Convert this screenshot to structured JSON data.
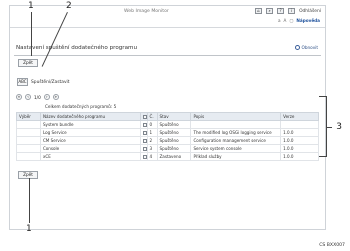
{
  "header": {
    "app_title": "Web Image Monitor",
    "logout": "Odhlášení",
    "help_label": "Nápověda"
  },
  "page": {
    "title": "Nastavení spuštění dodatečného programu",
    "refresh_label": "Obnovit",
    "back_label": "Zpět",
    "start_stop_button": "ABC",
    "start_stop_label": "Spuštění/Zastavit",
    "pager": "1/0",
    "total": "Celkem dodatečných programů: 5"
  },
  "table": {
    "headers": [
      "Výběr",
      "Název dodatečného programu",
      "",
      "Č.",
      "Stav",
      "Popis",
      "Verze"
    ],
    "rows": [
      {
        "name": "System bundle",
        "no": "0",
        "status": "Spuštěno",
        "desc": "",
        "version": ""
      },
      {
        "name": "Log Service",
        "no": "1",
        "status": "Spuštěno",
        "desc": "The modified log OSGi logging service",
        "version": "1.0.0"
      },
      {
        "name": "CM Service",
        "no": "2",
        "status": "Spuštěno",
        "desc": "Configuration management service",
        "version": "1.0.0"
      },
      {
        "name": "Console",
        "no": "3",
        "status": "Spuštěno",
        "desc": "Service system console",
        "version": "1.0.0"
      },
      {
        "name": "xCE",
        "no": "4",
        "status": "Zastaveno",
        "desc": "Příklad služby",
        "version": "1.0.0"
      }
    ]
  },
  "callouts": [
    "1",
    "2",
    "3",
    "1"
  ],
  "figure_code": "CS BXX007"
}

GIVEN PROBLEM: Which lines hold the string "programu"? Copy all of them from the data above.

RESPONSE TO THIS TASK:
    "title": "Nastavení spuštění dodatečného programu",
      "Název dodatečného programu",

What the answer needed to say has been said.